▶ WHAT IS BEING ASKED
Format every line of the material below as a Markdown table with the columns "Row" and "Line", numbering the rows in order, skipping blank lines and omitting the pictures.

■ ■ ■ ■ ■

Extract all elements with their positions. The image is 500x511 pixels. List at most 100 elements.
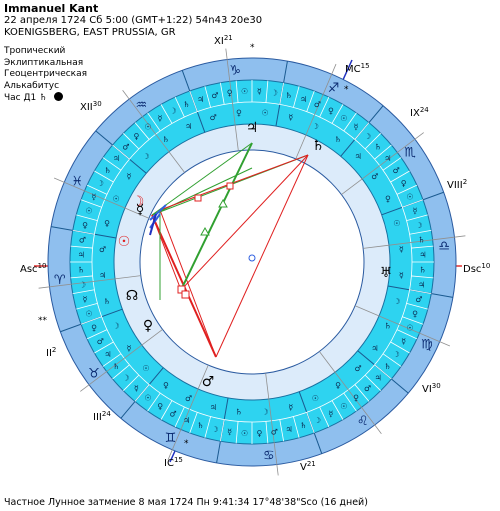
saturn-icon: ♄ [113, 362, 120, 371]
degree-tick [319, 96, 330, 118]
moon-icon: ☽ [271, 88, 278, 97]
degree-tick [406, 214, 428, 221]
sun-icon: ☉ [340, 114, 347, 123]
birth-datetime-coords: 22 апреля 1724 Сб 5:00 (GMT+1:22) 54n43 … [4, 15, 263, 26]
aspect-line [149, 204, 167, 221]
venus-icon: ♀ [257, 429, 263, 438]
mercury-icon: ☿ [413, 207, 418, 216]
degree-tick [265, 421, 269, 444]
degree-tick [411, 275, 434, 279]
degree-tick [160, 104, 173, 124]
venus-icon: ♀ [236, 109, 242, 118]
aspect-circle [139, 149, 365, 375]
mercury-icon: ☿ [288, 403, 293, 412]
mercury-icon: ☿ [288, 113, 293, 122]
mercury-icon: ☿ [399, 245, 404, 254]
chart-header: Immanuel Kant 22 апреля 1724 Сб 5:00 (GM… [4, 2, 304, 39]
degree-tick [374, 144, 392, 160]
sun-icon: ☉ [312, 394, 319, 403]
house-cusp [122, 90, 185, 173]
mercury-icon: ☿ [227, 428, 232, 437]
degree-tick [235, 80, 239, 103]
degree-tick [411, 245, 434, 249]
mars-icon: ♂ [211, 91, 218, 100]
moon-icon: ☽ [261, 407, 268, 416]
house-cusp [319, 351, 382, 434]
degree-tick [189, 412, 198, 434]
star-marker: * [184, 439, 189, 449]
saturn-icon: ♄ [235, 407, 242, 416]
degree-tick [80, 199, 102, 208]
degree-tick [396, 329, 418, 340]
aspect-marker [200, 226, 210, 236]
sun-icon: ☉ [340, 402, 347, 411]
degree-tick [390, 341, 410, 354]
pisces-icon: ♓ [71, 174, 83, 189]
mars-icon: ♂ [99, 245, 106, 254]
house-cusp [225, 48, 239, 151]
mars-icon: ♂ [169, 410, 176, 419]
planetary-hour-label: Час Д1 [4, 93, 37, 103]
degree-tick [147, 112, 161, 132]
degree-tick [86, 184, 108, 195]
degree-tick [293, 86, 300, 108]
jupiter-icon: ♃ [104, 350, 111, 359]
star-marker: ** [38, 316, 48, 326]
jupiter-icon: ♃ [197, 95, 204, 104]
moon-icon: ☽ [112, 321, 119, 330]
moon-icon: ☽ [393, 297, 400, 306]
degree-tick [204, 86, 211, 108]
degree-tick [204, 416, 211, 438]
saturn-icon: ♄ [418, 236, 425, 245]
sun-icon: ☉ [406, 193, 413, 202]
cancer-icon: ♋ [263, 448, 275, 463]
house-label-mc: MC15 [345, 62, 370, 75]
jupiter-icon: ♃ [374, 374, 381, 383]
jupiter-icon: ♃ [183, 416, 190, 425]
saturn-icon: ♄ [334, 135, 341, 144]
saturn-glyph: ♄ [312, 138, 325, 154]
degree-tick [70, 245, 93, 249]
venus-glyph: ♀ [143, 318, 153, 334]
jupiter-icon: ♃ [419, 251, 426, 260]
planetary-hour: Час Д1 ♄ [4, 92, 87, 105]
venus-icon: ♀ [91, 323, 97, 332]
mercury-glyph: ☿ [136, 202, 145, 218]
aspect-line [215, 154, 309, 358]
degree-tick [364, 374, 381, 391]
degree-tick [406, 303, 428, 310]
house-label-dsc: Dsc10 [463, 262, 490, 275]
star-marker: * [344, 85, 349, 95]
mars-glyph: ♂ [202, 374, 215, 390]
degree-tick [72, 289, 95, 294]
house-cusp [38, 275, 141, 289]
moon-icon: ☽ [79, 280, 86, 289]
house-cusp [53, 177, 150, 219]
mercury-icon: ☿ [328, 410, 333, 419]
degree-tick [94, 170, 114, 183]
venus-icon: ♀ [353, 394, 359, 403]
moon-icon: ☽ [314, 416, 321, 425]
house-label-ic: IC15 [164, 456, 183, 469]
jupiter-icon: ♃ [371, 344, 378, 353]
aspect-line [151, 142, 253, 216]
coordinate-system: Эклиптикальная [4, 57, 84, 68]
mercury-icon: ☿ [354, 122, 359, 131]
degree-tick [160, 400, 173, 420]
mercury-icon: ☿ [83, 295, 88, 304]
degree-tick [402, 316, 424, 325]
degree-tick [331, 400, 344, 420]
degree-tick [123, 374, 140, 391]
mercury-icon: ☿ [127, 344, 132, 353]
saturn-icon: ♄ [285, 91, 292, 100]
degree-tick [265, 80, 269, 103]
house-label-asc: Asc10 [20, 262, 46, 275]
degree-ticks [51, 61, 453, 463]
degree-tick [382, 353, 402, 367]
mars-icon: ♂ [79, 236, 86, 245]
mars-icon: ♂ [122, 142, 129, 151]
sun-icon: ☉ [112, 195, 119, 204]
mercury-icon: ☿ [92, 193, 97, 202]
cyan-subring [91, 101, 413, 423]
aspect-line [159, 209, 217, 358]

■ ■ ■ ■ ■

▶ COMPLETE OUTPUT
| Row | Line |
|---|---|
| 1 | Extract all elements with their positions. The image is 500x511 pixels. List at most 100 elements. |
| 2 | saturn-icon: ♄ [113, 362, 120, 371] |
| 3 | degree-tick [319, 96, 330, 118] |
| 4 | moon-icon: ☽ [271, 88, 278, 97] |
| 5 | degree-tick [406, 214, 428, 221] |
| 6 | sun-icon: ☉ [340, 114, 347, 123] |
| 7 | birth-datetime-coords: 22 апреля 1724 Сб 5:00 (GMT+1:22) 54n43 … [4, 15, 263, 26] |
| 8 | aspect-line [149, 204, 167, 221] |
| 9 | venus-icon: ♀ [257, 429, 263, 438] |
| 10 | mercury-icon: ☿ [413, 207, 418, 216] |
| 11 | degree-tick [265, 421, 269, 444] |
| 12 | degree-tick [411, 275, 434, 279] |
| 13 | degree-tick [160, 104, 173, 124] |
| 14 | venus-icon: ♀ [236, 109, 242, 118] |
| 15 | aspect-circle [139, 149, 365, 375] |
| 16 | mercury-icon: ☿ [288, 403, 293, 412] |
| 17 | mercury-icon: ☿ [288, 113, 293, 122] |
| 18 | mercury-icon: ☿ [399, 245, 404, 254] |
| 19 | chart-header: Immanuel Kant 22 апреля 1724 Сб 5:00 (GM… [4, 2, 304, 39] |
| 20 | degree-tick [374, 144, 392, 160] |
| 21 | sun-icon: ☉ [312, 394, 319, 403] |
| 22 | house-cusp [122, 90, 185, 173] |
| 23 | mercury-icon: ☿ [227, 428, 232, 437] |
| 24 | degree-tick [235, 80, 239, 103] |
| 25 | degree-tick [411, 245, 434, 249] |
| 26 | mars-icon: ♂ [211, 91, 218, 100] |
| 27 | moon-icon: ☽ [261, 407, 268, 416] |
| 28 | house-cusp [319, 351, 382, 434] |
| 29 | degree-tick [189, 412, 198, 434] |
| 30 | star-marker: * [184, 439, 189, 449] |
| 31 | saturn-icon: ♄ [235, 407, 242, 416] |
| 32 | degree-tick [80, 199, 102, 208] |
| 33 | degree-tick [396, 329, 418, 340] |
| 34 | aspect-marker [200, 226, 210, 236] |
| 35 | sun-icon: ☉ [340, 402, 347, 411] |
| 36 | degree-tick [390, 341, 410, 354] |
| 37 | pisces-icon: ♓ [71, 174, 83, 189] |
| 38 | mars-icon: ♂ [99, 245, 106, 254] |
| 39 | house-cusp [225, 48, 239, 151] |
| 40 | mars-icon: ♂ [169, 410, 176, 419] |
| 41 | planetary-hour-label: Час Д1 [4, 93, 37, 103] |
| 42 | degree-tick [147, 112, 161, 132] |
| 43 | degree-tick [86, 184, 108, 195] |
| 44 | degree-tick [293, 86, 300, 108] |
| 45 | jupiter-icon: ♃ [104, 350, 111, 359] |
| 46 | star-marker: ** [38, 316, 48, 326] |
| 47 | jupiter-icon: ♃ [197, 95, 204, 104] |
| 48 | moon-icon: ☽ [112, 321, 119, 330] |
| 49 | moon-icon: ☽ [393, 297, 400, 306] |
| 50 | degree-tick [204, 86, 211, 108] |
| 51 | degree-tick [204, 416, 211, 438] |
| 52 | saturn-icon: ♄ [418, 236, 425, 245] |
| 53 | sun-icon: ☉ [406, 193, 413, 202] |
| 54 | cancer-icon: ♋ [263, 448, 275, 463] |
| 55 | house-label-mc: MC15 [345, 62, 370, 75] |
| 56 | jupiter-icon: ♃ [374, 374, 381, 383] |
| 57 | jupiter-icon: ♃ [183, 416, 190, 425] |
| 58 | saturn-icon: ♄ [334, 135, 341, 144] |
| 59 | saturn-glyph: ♄ [312, 138, 325, 154] |
| 60 | degree-tick [70, 245, 93, 249] |
| 61 | venus-glyph: ♀ [143, 318, 153, 334] |
| 62 | jupiter-icon: ♃ [419, 251, 426, 260] |
| 63 | planetary-hour: Час Д1 ♄ [4, 92, 87, 105] |
| 64 | venus-icon: ♀ [91, 323, 97, 332] |
| 65 | mercury-glyph: ☿ [136, 202, 145, 218] |
| 66 | aspect-line [215, 154, 309, 358] |
| 67 | degree-tick [364, 374, 381, 391] |
| 68 | degree-tick [406, 303, 428, 310] |
| 69 | house-label-dsc: Dsc10 [463, 262, 490, 275] |
| 70 | star-marker: * [344, 85, 349, 95] |
| 71 | mars-glyph: ♂ [202, 374, 215, 390] |
| 72 | degree-tick [72, 289, 95, 294] |
| 73 | house-cusp [38, 275, 141, 289] |
| 74 | moon-icon: ☽ [79, 280, 86, 289] |
| 75 | house-cusp [53, 177, 150, 219] |
| 76 | mercury-icon: ☿ [328, 410, 333, 419] |
| 77 | degree-tick [94, 170, 114, 183] |
| 78 | venus-icon: ♀ [353, 394, 359, 403] |
| 79 | moon-icon: ☽ [314, 416, 321, 425] |
| 80 | house-label-ic: IC15 [164, 456, 183, 469] |
| 81 | jupiter-icon: ♃ [371, 344, 378, 353] |
| 82 | aspect-line [151, 142, 253, 216] |
| 83 | coordinate-system: Эклиптикальная [4, 57, 84, 68] |
| 84 | mercury-icon: ☿ [354, 122, 359, 131] |
| 85 | degree-tick [160, 400, 173, 420] |
| 86 | mercury-icon: ☿ [83, 295, 88, 304] |
| 87 | degree-tick [402, 316, 424, 325] |
| 88 | degree-tick [331, 400, 344, 420] |
| 89 | degree-tick [123, 374, 140, 391] |
| 90 | mercury-icon: ☿ [127, 344, 132, 353] |
| 91 | saturn-icon: ♄ [285, 91, 292, 100] |
| 92 | degree-tick [265, 80, 269, 103] |
| 93 | house-label-asc: Asc10 [20, 262, 46, 275] |
| 94 | degree-ticks [51, 61, 453, 463] |
| 95 | degree-tick [382, 353, 402, 367] |
| 96 | mars-icon: ♂ [79, 236, 86, 245] |
| 97 | mars-icon: ♂ [122, 142, 129, 151] |
| 98 | sun-icon: ☉ [112, 195, 119, 204] |
| 99 | mercury-icon: ☿ [92, 193, 97, 202] |
| 100 | cyan-subring [91, 101, 413, 423] |
| 101 | aspect-line [159, 209, 217, 358] |